WHAT YOU ARE ASKED TO DO: Repeat each line of the material below exactly as it appears, minus any pictures.

SUPPLIED MATERIAL:

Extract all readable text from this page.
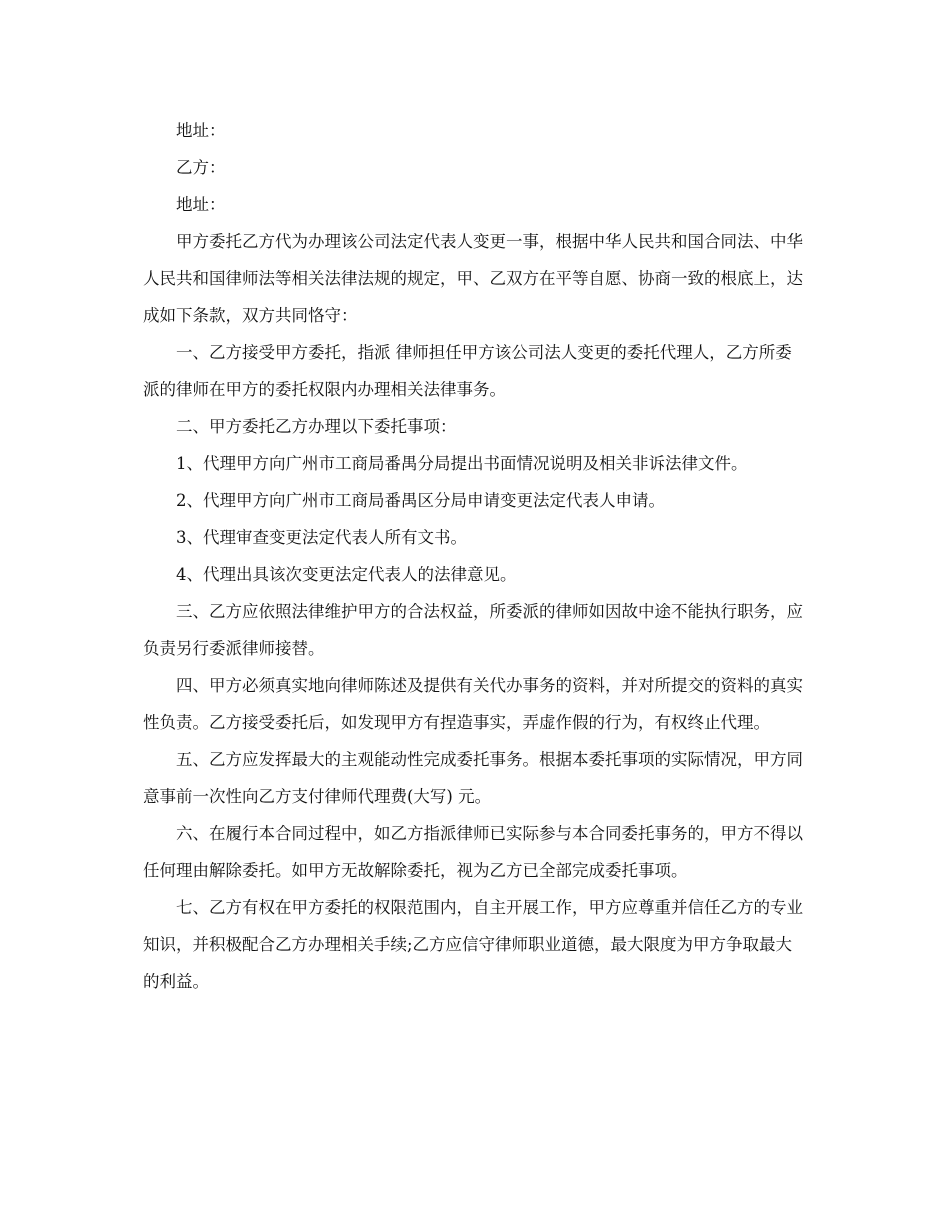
地址：

乙方：

地址：

甲方委托乙方代为办理该公司法定代表人变更一事，根据中华人民共和国合同法、中华人民共和国律师法等相关法律法规的规定，甲、乙双方在平等自愿、协商一致的根底上，达成如下条款，双方共同恪守：

一、乙方接受甲方委托，指派 律师担任甲方该公司法人变更的委托代理人，乙方所委派的律师在甲方的委托权限内办理相关法律事务。

二、甲方委托乙方办理以下委托事项：

1、代理甲方向广州市工商局番禺分局提出书面情况说明及相关非诉法律文件。

2、代理甲方向广州市工商局番禺区分局申请变更法定代表人申请。

3、代理审查变更法定代表人所有文书。

4、代理出具该次变更法定代表人的法律意见。

三、乙方应依照法律维护甲方的合法权益，所委派的律师如因故中途不能执行职务，应负责另行委派律师接替。

四、甲方必须真实地向律师陈述及提供有关代办事务的资料，并对所提交的资料的真实性负责。乙方接受委托后，如发现甲方有捏造事实，弄虚作假的行为，有权终止代理。

五、乙方应发挥最大的主观能动性完成委托事务。根据本委托事项的实际情况，甲方同意事前一次性向乙方支付律师代理费(大写) 元。

六、在履行本合同过程中，如乙方指派律师已实际参与本合同委托事务的，甲方不得以任何理由解除委托。如甲方无故解除委托，视为乙方已全部完成委托事项。

七、乙方有权在甲方委托的权限范围内，自主开展工作，甲方应尊重并信任乙方的专业知识，并积极配合乙方办理相关手续;乙方应信守律师职业道德，最大限度为甲方争取最大的利益。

IN RESPONSE:
Extract all readable text from this page.
地址：

乙方：

地址：

甲方委托乙方代为办理该公司法定代表人变更一事，根据中华人民共和国合同法、中华人民共和国律师法等相关法律法规的规定，甲、乙双方在平等自愿、协商一致的根底上，达成如下条款，双方共同恪守：

一、乙方接受甲方委托，指派 律师担任甲方该公司法人变更的委托代理人，乙方所委派的律师在甲方的委托权限内办理相关法律事务。

二、甲方委托乙方办理以下委托事项：

1、代理甲方向广州市工商局番禺分局提出书面情况说明及相关非诉法律文件。

2、代理甲方向广州市工商局番禺区分局申请变更法定代表人申请。

3、代理审查变更法定代表人所有文书。

4、代理出具该次变更法定代表人的法律意见。

三、乙方应依照法律维护甲方的合法权益，所委派的律师如因故中途不能执行职务，应负责另行委派律师接替。

四、甲方必须真实地向律师陈述及提供有关代办事务的资料，并对所提交的资料的真实性负责。乙方接受委托后，如发现甲方有捏造事实，弄虚作假的行为，有权终止代理。

五、乙方应发挥最大的主观能动性完成委托事务。根据本委托事项的实际情况，甲方同意事前一次性向乙方支付律师代理费(大写) 元。

六、在履行本合同过程中，如乙方指派律师已实际参与本合同委托事务的，甲方不得以任何理由解除委托。如甲方无故解除委托，视为乙方已全部完成委托事项。

七、乙方有权在甲方委托的权限范围内，自主开展工作，甲方应尊重并信任乙方的专业知识，并积极配合乙方办理相关手续;乙方应信守律师职业道德，最大限度为甲方争取最大的利益。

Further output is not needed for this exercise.